### DATA FOR THIS EXERCISE
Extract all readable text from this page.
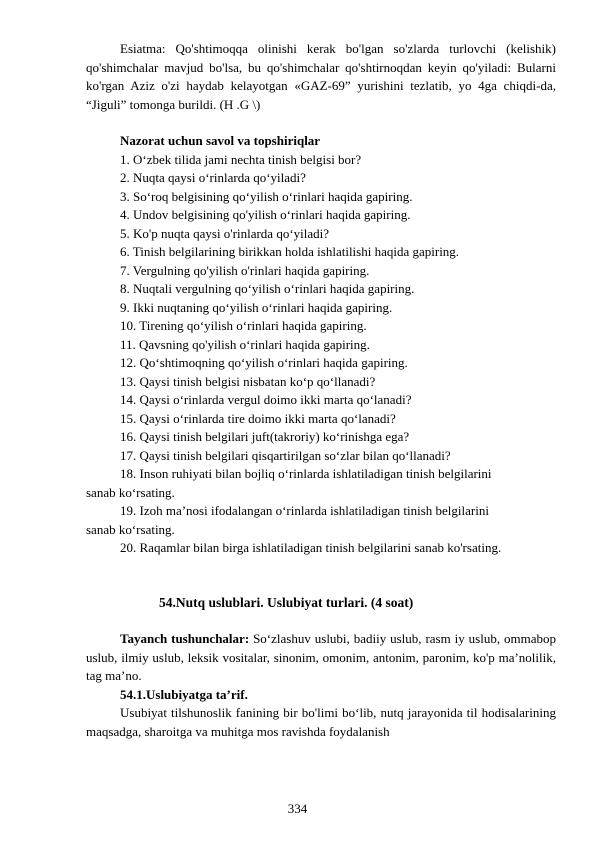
Esiatma: Qo'shtimoqqa olinishi kerak bo'lgan so'zlarda turlovchi (kelishik) qo'shimchalar mavjud bo'lsa, bu qo'shimchalar qo'shtirnoqdan keyin qo'yiladi: Bularni ko'rgan Aziz o'zi haydab kelayotgan «GAZ-69” yurishini tezlatib, yo 4ga chiqdi-da, “Jiguli” tomonga burildi. (H .G \)

Nazorat uchun savol va topshiriqlar

1. O‘zbek tilida jami nechta tinish belgisi bor?

2. Nuqta qaysi o‘rinlarda qo‘yiladi?

3. So‘roq belgisining qo‘yilish o‘rinlari haqida gapiring.

4. Undov belgisining qo'yilish o‘rinlari haqida gapiring.

5. Ko'p nuqta qaysi o'rinlarda qo‘yiladi?

6. Tinish belgilarining birikkan holda ishlatilishi haqida gapiring.

7. Vergulning qo'yilish o'rinlari haqida gapiring.

8. Nuqtali vergulning qo‘yilish o‘rinlari haqida gapiring.

9. Ikki nuqtaning qo‘yilish o‘rinlari haqida gapiring.

10. Tirening qo‘yilish o‘rinlari haqida gapiring.

11. Qavsning qo'yilish o‘rinlari haqida gapiring.

12. Qo‘shtimoqning qo‘yilish o‘rinlari haqida gapiring.

13. Qaysi tinish belgisi nisbatan ko‘p qo‘llanadi?

14. Qaysi o‘rinlarda vergul doimo ikki marta qo‘lanadi?

15. Qaysi o‘rinlarda tire doimo ikki marta qo‘lanadi?

16. Qaysi tinish belgilari juft(takroriy) ko‘rinishga ega?

17. Qaysi tinish belgilari qisqartirilgan so‘zlar bilan qo‘llanadi?

18. Inson ruhiyati bilan bojliq o‘rinlarda ishlatiladigan tinish belgilarini
sanab ko‘rsating.

19. Izoh ma’nosi ifodalangan o‘rinlarda ishlatiladigan tinish belgilarini
sanab ko‘rsating.

20. Raqamlar bilan birga ishlatiladigan tinish belgilarini sanab ko'rsating.

54.Nutq uslublari. Uslubiyat turlari. (4 soat)

Tayanch tushunchalar: So‘zlashuv uslubi, badiiy uslub, rasm iy uslub, ommabop uslub, ilmiy uslub, leksik vositalar, sinonim, omonim, antonim, paronim, ko'p ma’nolilik, tag ma’no.

54.1.Uslubiyatga ta’rif.

Usubiyat tilshunoslik fanining bir bo'limi bo‘lib, nutq jarayonida til hodisalarining maqsadga, sharoitga va muhitga mos ravishda foydalanish

334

### EXERCISE BRIEF
Copy down every line of the entries containing the word "yiladi".

### THE COMPLETED TASK
Esiatma: Qo'shtimoqqa olinishi kerak bo'lgan so'zlarda turlovchi (kelishik) qo'shimchalar mavjud bo'lsa, bu qo'shimchalar qo'shtirnoqdan keyin qo'yiladi: Bularni ko'rgan Aziz o'zi haydab kelayotgan «GAZ-69” yurishini tezlatib, yo 4ga chiqdi-da, “Jiguli” tomonga burildi. (H .G \)
2. Nuqta qaysi o‘rinlarda qo‘yiladi?
5. Ko'p nuqta qaysi o'rinlarda qo‘yiladi?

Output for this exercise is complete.